== ACTIVITY LIST ==
(1) In the Persona 5 Strikers preview, explain why the writer took the chance to visit Shibuya virtually.
(2) According to the Persona 5 Strikers preview, which studio developed the game?
(3) Continue the Persona 5 Strikers preview from its last sentence.

We'll soon to get experience what's been available in Japan for the last year.
Persona 5 Strikers has been available in Japan (as Persona 5 Scramble: The Phantom Strikers) for close to a year; thankfully, the experience is soon to grace not only PS4 and PS5 but Windows PC and Switch too. Ahead of the game’s release on 23 February, Stevivor was provided access to a full retail build of the game in order to preview its opening section.
Strikers is unlike the main Persona series in two big ways: it continues to follow the characters and storyline of Persona 5 (read: not the alternate timeline that is Persona 5 Royal) as they set off on an adventure across Japan and pivots away from traditional, turn-based RPG combat to fuse that with the musou, hack and slash style seen in titles like Dynasty Warriors. Developed by Omega Force, the same studio that merged The Legend of Zelda with musou for the Hyrule Warriors series of games, Persona 5 Strikers is more of a mixture of the game genres rather than a new skin on top of an existing musou title. Before you ask: yes, this is me calling out Hyrule Warriors for that sin.
At present, we’re only able to discuss the game’s opening areas of Yongen-Jaya Shibuya — and accompanying jail — which still manages to present between 2-5 hours of gameplay depending on how long one chooses to explore areas. I admittedly did a lot of that at the beginning, getting reacquianted with The Phantom Thieves in the summer following the events of Persona 5. It’s also been a long time since I’ve been able to see the Hachikō Memorial Statue at Shibuya Station, so I couldn’t resist the opportunity to at least visit virtually. It’s these non-combat sections that truly feel the most Persona, with one likely to confuse Strikers for its prequel at a glance.
Combat though is an entirely different bag. Strikers‘ new gameplay loop in a Jail consists of a traditional Persona movement system that now allows for attacks against what will eventually become hordes of enemies. Said baddies admittedly will not spawn until a scout spots you in the environment. If you’re not able to ambush an opponent and get the drop on it with the option for an all-out attack, you’ll then have to take on its friends. Playing as a party of four, you’re able to switch between characters using your d-pad; each has a standard and special attack that are triggered by a single, real-time press of a face button alongside the ability to call forth their Personas for more attacks. When using the latter attack, you’ll effectively pause the game in order to go into a turn-based type of menu that lets you pick your Persona and then its attack and area of effect. Familiar Persona functionality like a “1 more” attack is also available, making things feel familiar while not.

== EXCERPTED RECORDS ==

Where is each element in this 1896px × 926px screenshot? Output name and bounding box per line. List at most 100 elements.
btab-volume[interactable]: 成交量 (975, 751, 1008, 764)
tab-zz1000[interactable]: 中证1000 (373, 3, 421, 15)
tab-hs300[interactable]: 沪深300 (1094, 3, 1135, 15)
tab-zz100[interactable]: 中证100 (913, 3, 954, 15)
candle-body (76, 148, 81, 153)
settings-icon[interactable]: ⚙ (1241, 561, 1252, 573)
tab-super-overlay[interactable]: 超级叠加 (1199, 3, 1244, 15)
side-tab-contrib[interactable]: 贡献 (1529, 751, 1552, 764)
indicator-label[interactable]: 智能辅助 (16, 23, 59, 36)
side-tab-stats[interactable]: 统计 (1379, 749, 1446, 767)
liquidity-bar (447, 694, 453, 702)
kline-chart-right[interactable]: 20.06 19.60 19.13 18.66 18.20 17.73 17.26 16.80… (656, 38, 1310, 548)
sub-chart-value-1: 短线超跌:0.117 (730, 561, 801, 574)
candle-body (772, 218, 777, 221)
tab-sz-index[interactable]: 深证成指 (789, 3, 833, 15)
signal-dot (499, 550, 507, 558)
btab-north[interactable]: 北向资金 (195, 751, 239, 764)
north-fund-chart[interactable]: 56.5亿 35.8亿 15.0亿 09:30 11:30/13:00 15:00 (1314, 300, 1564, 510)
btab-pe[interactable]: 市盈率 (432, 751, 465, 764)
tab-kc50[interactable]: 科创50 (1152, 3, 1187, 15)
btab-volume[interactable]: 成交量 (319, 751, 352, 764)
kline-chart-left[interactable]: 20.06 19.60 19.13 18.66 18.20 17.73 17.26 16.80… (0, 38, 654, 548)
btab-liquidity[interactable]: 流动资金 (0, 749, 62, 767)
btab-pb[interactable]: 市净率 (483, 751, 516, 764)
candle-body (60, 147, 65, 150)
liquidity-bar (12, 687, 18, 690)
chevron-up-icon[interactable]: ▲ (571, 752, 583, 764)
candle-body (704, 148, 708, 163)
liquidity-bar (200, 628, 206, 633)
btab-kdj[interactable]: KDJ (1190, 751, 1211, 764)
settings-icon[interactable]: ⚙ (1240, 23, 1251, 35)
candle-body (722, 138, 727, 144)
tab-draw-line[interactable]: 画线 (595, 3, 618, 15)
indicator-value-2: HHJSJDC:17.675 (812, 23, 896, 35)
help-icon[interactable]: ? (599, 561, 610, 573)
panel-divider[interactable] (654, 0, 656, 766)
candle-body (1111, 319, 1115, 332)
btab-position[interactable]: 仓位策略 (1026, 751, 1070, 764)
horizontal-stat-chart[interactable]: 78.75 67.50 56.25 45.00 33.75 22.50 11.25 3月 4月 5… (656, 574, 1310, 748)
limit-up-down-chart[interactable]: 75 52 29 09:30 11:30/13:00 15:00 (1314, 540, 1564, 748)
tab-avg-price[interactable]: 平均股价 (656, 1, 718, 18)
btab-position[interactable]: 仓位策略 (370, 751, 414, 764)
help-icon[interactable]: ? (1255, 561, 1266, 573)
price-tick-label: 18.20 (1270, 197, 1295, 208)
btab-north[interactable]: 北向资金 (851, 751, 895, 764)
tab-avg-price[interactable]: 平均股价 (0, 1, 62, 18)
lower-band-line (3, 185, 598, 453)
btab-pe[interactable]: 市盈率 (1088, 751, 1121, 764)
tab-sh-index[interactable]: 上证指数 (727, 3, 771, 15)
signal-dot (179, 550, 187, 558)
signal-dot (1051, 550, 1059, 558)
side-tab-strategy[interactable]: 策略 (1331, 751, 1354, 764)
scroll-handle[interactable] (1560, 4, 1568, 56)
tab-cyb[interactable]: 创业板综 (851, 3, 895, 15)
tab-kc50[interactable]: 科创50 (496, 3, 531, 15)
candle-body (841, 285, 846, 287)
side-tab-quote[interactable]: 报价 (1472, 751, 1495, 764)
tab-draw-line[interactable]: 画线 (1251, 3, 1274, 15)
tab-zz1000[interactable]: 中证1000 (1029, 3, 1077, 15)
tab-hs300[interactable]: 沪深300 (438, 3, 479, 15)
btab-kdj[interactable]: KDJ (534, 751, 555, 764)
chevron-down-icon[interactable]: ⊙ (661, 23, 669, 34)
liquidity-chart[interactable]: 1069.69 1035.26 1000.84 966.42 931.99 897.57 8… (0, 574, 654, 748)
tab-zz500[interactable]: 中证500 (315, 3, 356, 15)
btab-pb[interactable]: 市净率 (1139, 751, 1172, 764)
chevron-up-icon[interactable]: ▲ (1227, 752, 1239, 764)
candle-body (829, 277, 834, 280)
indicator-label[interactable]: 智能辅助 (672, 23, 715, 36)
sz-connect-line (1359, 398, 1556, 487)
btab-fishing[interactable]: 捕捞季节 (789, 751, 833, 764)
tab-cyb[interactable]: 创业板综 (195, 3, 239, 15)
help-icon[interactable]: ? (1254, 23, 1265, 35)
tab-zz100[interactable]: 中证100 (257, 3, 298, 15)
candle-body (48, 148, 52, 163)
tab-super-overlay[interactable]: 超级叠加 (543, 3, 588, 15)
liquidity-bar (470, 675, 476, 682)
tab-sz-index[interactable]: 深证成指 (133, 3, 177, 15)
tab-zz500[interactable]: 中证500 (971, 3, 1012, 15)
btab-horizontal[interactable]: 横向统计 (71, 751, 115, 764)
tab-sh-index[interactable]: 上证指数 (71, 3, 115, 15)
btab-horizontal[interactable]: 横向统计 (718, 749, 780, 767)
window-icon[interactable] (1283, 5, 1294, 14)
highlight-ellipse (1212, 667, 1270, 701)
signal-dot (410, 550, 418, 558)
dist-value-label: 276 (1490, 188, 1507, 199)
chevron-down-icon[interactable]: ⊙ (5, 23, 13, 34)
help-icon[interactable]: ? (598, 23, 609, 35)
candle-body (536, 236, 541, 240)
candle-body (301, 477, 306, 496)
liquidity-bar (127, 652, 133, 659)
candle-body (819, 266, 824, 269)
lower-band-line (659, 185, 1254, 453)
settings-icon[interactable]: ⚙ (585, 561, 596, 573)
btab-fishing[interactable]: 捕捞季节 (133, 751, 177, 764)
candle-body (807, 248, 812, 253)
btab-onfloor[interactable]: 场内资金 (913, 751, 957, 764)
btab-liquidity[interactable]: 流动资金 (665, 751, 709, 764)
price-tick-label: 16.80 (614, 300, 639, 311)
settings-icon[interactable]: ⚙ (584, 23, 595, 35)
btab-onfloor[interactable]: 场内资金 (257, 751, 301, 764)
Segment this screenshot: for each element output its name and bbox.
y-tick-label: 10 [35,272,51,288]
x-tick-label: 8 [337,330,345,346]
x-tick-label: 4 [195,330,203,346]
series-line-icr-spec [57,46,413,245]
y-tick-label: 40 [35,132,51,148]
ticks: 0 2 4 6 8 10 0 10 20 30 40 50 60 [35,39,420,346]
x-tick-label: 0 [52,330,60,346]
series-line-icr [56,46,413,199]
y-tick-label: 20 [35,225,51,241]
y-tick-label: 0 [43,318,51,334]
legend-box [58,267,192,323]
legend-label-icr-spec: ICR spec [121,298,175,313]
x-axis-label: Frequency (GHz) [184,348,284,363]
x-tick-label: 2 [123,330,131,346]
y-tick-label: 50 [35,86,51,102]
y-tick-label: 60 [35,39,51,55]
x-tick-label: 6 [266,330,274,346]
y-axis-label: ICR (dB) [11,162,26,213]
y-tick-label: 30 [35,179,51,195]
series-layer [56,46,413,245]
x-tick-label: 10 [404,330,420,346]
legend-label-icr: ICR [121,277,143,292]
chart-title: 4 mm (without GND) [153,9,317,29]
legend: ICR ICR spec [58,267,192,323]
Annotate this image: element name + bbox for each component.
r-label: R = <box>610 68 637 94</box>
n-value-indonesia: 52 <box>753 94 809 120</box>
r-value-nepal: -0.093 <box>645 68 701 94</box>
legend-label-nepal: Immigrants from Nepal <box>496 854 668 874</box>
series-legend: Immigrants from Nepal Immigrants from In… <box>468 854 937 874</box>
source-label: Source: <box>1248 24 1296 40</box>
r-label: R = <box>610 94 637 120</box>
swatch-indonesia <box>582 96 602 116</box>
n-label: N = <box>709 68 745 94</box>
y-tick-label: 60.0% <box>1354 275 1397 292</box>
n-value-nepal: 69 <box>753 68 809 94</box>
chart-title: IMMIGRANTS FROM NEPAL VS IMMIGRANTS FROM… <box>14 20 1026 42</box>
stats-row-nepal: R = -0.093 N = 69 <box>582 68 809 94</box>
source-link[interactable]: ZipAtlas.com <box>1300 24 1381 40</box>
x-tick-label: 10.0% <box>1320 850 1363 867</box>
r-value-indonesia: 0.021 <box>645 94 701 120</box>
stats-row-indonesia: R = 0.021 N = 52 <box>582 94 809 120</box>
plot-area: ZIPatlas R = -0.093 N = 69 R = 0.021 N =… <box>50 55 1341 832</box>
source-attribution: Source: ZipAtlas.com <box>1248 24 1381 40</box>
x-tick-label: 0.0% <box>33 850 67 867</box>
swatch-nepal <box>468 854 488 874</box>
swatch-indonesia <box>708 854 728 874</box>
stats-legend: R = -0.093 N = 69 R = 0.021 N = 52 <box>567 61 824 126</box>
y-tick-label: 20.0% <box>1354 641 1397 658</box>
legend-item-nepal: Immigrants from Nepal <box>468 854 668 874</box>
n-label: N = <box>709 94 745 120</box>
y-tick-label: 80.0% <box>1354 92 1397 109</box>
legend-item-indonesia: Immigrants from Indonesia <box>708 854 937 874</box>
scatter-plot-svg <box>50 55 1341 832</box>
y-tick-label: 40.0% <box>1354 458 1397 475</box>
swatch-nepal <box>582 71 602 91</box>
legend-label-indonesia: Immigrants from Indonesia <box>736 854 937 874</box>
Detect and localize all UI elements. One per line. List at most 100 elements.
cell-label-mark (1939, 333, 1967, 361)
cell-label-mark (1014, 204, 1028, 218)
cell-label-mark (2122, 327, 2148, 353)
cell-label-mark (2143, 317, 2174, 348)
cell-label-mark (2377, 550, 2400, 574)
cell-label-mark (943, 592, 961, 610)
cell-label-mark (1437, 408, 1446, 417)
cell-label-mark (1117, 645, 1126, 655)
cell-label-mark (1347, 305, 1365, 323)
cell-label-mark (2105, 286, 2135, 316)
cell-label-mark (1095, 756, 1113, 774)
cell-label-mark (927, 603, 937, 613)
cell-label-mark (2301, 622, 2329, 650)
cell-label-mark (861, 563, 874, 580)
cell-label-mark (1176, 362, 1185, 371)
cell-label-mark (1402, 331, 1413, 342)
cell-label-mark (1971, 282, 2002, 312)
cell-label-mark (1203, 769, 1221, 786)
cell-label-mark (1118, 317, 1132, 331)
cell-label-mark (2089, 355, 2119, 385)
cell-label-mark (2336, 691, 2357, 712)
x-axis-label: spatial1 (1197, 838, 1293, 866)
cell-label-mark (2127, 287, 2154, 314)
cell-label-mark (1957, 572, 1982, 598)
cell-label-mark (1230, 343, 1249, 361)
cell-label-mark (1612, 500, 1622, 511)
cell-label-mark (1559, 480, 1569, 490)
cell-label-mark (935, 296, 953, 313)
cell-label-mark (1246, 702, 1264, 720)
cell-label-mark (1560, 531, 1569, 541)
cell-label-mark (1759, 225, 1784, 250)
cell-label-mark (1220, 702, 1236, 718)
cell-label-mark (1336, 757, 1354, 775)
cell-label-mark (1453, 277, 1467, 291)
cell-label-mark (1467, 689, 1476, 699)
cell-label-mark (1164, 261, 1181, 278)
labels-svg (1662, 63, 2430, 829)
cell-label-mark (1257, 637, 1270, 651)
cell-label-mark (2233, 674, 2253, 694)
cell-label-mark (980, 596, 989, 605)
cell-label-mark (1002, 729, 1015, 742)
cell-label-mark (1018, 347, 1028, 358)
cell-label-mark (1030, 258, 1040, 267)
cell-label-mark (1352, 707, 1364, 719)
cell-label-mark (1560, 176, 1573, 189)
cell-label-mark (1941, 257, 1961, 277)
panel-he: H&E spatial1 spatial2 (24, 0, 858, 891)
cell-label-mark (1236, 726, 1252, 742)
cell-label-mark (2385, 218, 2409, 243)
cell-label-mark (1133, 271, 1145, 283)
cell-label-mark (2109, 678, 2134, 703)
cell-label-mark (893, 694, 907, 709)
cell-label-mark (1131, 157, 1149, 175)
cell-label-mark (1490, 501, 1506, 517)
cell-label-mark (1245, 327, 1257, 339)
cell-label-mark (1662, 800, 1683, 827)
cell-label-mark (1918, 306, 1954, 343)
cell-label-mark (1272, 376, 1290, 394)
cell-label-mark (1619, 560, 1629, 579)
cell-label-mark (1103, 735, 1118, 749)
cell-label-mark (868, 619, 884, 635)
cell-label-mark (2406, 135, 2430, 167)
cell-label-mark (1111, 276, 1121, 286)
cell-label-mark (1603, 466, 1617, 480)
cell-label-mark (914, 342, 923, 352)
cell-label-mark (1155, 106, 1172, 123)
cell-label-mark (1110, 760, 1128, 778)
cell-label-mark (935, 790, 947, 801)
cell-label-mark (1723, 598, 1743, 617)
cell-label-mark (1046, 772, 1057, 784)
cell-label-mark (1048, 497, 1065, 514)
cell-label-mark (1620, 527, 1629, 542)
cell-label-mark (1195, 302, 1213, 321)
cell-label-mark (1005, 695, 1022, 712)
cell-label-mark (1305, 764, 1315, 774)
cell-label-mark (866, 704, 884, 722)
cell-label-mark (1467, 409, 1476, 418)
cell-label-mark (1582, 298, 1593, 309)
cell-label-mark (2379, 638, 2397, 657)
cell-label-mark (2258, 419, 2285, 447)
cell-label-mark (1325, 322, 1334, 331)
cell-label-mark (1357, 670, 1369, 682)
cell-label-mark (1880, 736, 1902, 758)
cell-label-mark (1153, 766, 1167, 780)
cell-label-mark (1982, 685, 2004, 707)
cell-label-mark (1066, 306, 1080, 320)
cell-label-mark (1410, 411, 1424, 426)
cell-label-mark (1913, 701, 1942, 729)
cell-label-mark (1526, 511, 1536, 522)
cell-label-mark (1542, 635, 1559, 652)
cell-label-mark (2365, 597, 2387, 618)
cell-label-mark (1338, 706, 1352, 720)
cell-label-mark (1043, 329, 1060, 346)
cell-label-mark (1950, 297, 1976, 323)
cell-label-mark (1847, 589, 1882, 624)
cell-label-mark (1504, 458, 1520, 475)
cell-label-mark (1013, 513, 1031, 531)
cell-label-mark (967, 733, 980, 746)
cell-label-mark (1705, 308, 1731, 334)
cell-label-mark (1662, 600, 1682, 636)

== TASK-BY-TASK OUTPUTS ==
(1) It had been a long time since the writer had been able to see the Hachikō Memorial Statue at Shibuya Station, so the writer couldn't resist visiting it virtually.

(2) Omega Force developed it.

(3)
Ultimately, there’s a lot going on when in the middle of a battle, and I’ll admit I resorted to button mashing on far more than one occasion. When I died (infrequently), I never really understood what caused it as I was lost in a sea of opponents at the time. While things on the whole feel like Persona, I think I ultimately prefer its traditional, RPG stylings more than this mix. Multiple hours in, I was also still amazed that I was being thrown a barrage of tutorials, with the game seemingly as complex as the one that came before it. While that may be the case, a lot of the usual Persona functionality has been stripped back; a good example of this is that you can still pick up Personas from the battlefield, but the number of total Persona fusions has been reduced in this adventure.
While I’m not as excited for the musou-style like I’m sure others will be, I was incredibly excited to be back within the world of Persona 5 and its characters. The inclusion of a new character, AI Sophia, is a delight, as is the English localisation that’s been applied to this Japanese release. I’ve frequently slapped myself on the wrist to stop myself from explaining a number of interactions that made me chortle out loud.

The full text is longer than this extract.